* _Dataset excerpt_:
---

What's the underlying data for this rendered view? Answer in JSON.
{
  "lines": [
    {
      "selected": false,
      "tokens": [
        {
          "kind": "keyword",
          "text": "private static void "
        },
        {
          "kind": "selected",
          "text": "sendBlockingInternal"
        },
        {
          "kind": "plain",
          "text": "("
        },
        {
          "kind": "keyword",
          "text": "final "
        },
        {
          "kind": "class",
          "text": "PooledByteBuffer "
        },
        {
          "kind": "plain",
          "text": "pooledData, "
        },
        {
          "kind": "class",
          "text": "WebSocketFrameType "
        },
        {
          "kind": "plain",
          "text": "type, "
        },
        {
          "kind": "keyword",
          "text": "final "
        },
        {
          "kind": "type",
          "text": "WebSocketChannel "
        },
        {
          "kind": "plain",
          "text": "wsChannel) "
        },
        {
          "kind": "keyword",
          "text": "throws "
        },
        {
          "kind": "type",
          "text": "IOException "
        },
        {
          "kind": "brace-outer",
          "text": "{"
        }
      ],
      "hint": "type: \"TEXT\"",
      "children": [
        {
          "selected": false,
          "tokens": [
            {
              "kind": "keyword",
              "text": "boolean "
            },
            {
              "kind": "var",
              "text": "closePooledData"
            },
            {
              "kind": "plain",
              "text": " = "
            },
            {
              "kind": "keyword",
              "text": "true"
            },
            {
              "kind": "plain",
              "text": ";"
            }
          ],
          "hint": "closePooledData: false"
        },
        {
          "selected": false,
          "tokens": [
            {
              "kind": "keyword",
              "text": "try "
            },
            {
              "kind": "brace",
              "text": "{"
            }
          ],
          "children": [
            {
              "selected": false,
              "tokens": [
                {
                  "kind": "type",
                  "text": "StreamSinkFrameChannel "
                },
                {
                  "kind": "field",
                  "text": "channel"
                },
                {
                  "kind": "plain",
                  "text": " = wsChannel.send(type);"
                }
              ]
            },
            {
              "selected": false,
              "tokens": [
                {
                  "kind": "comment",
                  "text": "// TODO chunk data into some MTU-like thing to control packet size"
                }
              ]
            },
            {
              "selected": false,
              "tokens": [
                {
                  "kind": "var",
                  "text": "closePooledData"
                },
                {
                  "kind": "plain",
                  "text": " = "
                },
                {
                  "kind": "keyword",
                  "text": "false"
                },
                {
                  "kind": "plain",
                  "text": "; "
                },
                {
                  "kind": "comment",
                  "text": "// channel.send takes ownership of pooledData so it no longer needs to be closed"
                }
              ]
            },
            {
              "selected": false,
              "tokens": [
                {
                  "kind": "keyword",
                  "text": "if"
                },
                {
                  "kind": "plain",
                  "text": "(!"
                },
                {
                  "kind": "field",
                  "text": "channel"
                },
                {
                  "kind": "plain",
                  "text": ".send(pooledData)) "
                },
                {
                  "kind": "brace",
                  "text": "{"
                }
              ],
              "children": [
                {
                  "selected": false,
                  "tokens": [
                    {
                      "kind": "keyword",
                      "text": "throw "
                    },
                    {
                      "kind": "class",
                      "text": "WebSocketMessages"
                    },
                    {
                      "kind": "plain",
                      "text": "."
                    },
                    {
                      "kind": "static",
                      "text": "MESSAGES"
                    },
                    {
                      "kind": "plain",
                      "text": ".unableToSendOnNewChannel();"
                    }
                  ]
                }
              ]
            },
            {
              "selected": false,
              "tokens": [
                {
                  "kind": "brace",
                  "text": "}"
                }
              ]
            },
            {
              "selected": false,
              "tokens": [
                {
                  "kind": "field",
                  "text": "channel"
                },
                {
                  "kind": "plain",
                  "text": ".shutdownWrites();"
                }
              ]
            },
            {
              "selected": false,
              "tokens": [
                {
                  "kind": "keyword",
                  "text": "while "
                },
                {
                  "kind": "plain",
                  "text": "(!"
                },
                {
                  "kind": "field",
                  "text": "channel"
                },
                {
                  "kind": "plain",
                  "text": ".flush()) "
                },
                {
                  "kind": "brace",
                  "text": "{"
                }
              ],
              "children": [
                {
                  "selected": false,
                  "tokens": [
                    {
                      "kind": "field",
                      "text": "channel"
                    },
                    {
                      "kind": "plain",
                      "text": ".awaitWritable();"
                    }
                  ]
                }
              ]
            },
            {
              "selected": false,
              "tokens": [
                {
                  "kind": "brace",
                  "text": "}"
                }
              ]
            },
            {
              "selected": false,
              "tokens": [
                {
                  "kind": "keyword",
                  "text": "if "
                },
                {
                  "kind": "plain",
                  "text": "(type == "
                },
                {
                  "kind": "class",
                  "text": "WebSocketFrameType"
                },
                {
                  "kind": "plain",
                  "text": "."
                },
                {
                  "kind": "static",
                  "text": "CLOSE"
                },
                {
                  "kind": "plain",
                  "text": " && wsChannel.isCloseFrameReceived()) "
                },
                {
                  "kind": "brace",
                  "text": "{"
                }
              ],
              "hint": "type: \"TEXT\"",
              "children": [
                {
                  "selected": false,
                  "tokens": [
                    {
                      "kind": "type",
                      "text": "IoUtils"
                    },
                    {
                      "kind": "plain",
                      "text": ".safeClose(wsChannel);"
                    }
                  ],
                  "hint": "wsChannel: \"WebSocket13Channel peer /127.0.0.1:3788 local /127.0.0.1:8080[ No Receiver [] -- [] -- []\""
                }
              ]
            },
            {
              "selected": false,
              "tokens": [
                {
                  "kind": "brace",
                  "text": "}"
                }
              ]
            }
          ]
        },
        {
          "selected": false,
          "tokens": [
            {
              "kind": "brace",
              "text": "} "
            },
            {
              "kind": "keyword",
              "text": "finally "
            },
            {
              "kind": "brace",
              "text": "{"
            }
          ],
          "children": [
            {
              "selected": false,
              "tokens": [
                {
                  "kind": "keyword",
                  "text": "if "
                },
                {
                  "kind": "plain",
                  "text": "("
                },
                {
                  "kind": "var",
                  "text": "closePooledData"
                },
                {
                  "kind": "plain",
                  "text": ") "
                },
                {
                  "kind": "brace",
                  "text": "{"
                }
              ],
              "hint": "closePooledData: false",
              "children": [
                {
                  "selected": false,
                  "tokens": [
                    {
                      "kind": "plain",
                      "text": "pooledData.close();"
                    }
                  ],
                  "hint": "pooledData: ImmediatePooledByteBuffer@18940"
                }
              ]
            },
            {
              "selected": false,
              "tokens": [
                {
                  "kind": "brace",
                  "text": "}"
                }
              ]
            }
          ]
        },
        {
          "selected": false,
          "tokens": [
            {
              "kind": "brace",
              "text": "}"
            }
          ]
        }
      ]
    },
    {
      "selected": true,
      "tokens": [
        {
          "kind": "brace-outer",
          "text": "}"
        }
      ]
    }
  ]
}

---

Each entry above needs to be retyped exactly.

What's the underlying data for this rendered view? Answer in JSON.
{
  "lines": [
    {
      "selected": false,
      "tokens": [
        {
          "kind": "keyword",
          "text": "private static void "
        },
        {
          "kind": "selected",
          "text": "sendBlockingInternal"
        },
        {
          "kind": "plain",
          "text": "("
        },
        {
          "kind": "keyword",
          "text": "final "
        },
        {
          "kind": "class",
          "text": "PooledByteBuffer "
        },
        {
          "kind": "plain",
          "text": "pooledData, "
        },
        {
          "kind": "class",
          "text": "WebSocketFrameType "
        },
        {
          "kind": "plain",
          "text": "type, "
        },
        {
          "kind": "keyword",
          "text": "final "
        },
        {
          "kind": "type",
          "text": "WebSocketChannel "
        },
        {
          "kind": "plain",
          "text": "wsChannel) "
        },
        {
          "kind": "keyword",
          "text": "throws "
        },
        {
          "kind": "type",
          "text": "IOException "
        },
        {
          "kind": "brace-outer",
          "text": "{"
        }
      ],
      "hint": "type: \"TEXT\"",
      "children": [
        {
          "selected": false,
          "tokens": [
            {
              "kind": "keyword",
              "text": "boolean "
            },
            {
              "kind": "var",
              "text": "closePooledData"
            },
            {
              "kind": "plain",
              "text": " = "
            },
            {
              "kind": "keyword",
              "text": "true"
            },
            {
              "kind": "plain",
              "text": ";"
            }
          ],
          "hint": "closePooledData: false"
        },
        {
          "selected": false,
          "tokens": [
            {
              "kind": "keyword",
              "text": "try "
            },
            {
              "kind": "brace",
              "text": "{"
            }
          ],
          "children": [
            {
              "selected": false,
              "tokens": [
                {
                  "kind": "type",
                  "text": "StreamSinkFrameChannel "
                },
                {
                  "kind": "field",
                  "text": "channel"
                },
                {
                  "kind": "plain",
                  "text": " = wsChannel.send(type);"
                }
              ]
            },
            {
              "selected": false,
              "tokens": [
                {
                  "kind": "comment",
                  "text": "// TODO chunk data into some MTU-like thing to control packet size"
                }
              ]
            },
            {
              "selected": false,
              "tokens": [
                {
                  "kind": "var",
                  "text": "closePooledData"
                },
                {
                  "kind": "plain",
                  "text": " = "
                },
                {
                  "kind": "keyword",
                  "text": "false"
                },
                {
                  "kind": "plain",
                  "text": "; "
                },
                {
                  "kind": "comment",
                  "text": "// channel.send takes ownership of pooledData so it no longer needs to be closed"
                }
              ]
            },
            {
              "selected": false,
              "tokens": [
                {
                  "kind": "keyword",
                  "text": "if"
                },
                {
                  "kind": "plain",
                  "text": "(!"
                },
                {
                  "kind": "field",
                  "text": "channel"
                },
                {
                  "kind": "plain",
                  "text": ".send(pooledData)) "
                },
                {
                  "kind": "brace",
                  "text": "{"
                }
              ],
              "children": [
                {
                  "selected": false,
                  "tokens": [
                    {
                      "kind": "keyword",
                      "text": "throw "
                    },
                    {
                      "kind": "class",
                      "text": "WebSocketMessages"
                    },
                    {
                      "kind": "plain",
                      "text": "."
                    },
                    {
                      "kind": "static",
                      "text": "MESSAGES"
                    },
                    {
                      "kind": "plain",
                      "text": ".unableToSendOnNewChannel();"
                    }
                  ]
                }
              ]
            },
            {
              "selected": false,
              "tokens": [
                {
                  "kind": "brace",
                  "text": "}"
                }
              ]
            },
            {
              "selected": false,
              "tokens": [
                {
                  "kind": "field",
                  "text": "channel"
                },
                {
                  "kind": "plain",
                  "text": ".shutdownWrites();"
                }
              ]
            },
            {
              "selected": false,
              "tokens": [
                {
                  "kind": "keyword",
                  "text": "while "
                },
                {
                  "kind": "plain",
                  "text": "(!"
                },
                {
                  "kind": "field",
                  "text": "channel"
                },
                {
                  "kind": "plain",
                  "text": ".flush()) "
                },
                {
                  "kind": "brace",
                  "text": "{"
                }
              ],
              "children": [
                {
                  "selected": false,
                  "tokens": [
                    {
                      "kind": "field",
                      "text": "channel"
                    },
                    {
                      "kind": "plain",
                      "text": ".awaitWritable();"
                    }
                  ]
                }
              ]
            },
            {
              "selected": false,
              "tokens": [
                {
                  "kind": "brace",
                  "text": "}"
                }
              ]
            },
            {
              "selected": false,
              "tokens": [
                {
                  "kind": "keyword",
                  "text": "if "
                },
                {
                  "kind": "plain",
                  "text": "(type == "
                },
                {
                  "kind": "class",
                  "text": "WebSocketFrameType"
                },
                {
                  "kind": "plain",
                  "text": "."
                },
                {
                  "kind": "static",
                  "text": "CLOSE"
                },
                {
                  "kind": "plain",
                  "text": " && wsChannel.isCloseFrameReceived()) "
                },
                {
                  "kind": "brace",
                  "text": "{"
                }
              ],
              "hint": "type: \"TEXT\"",
              "children": [
                {
                  "selected": false,
                  "tokens": [
                    {
                      "kind": "type",
                      "text": "IoUtils"
                    },
                    {
                      "kind": "plain",
                      "text": ".safeClose(wsChannel);"
                    }
                  ],
                  "hint": "wsChannel: \"WebSocket13Channel peer /127.0.0.1:3788 local /127.0.0.1:8080[ No Receiver [] -- [] -- []\""
                }
              ]
            },
            {
              "selected": false,
              "tokens": [
                {
                  "kind": "brace",
                  "text": "}"
                }
              ]
            }
          ]
        },
        {
          "selected": false,
          "tokens": [
            {
              "kind": "brace",
              "text": "} "
            },
            {
              "kind": "keyword",
              "text": "finally "
            },
            {
              "kind": "brace",
              "text": "{"
            }
          ],
          "children": [
            {
              "selected": false,
              "tokens": [
                {
                  "kind": "keyword",
                  "text": "if "
                },
                {
                  "kind": "plain",
                  "text": "("
                },
                {
                  "kind": "var",
                  "text": "closePooledData"
                },
                {
                  "kind": "plain",
                  "text": ") "
                },
                {
                  "kind": "brace",
                  "text": "{"
                }
              ],
              "hint": "closePooledData: false",
              "children": [
                {
                  "selected": false,
                  "tokens": [
                    {
                      "kind": "plain",
                      "text": "pooledData.close();"
                    }
                  ],
                  "hint": "pooledData: ImmediatePooledByteBuffer@18940"
                }
              ]
            },
            {
              "selected": false,
              "tokens": [
                {
                  "kind": "brace",
                  "text": "}"
                }
              ]
            }
          ]
        },
        {
          "selected": false,
          "tokens": [
            {
              "kind": "brace",
              "text": "}"
            }
          ]
        }
      ]
    },
    {
      "selected": true,
      "tokens": [
        {
          "kind": "brace-outer",
          "text": "}"
        }
      ]
    }
  ]
}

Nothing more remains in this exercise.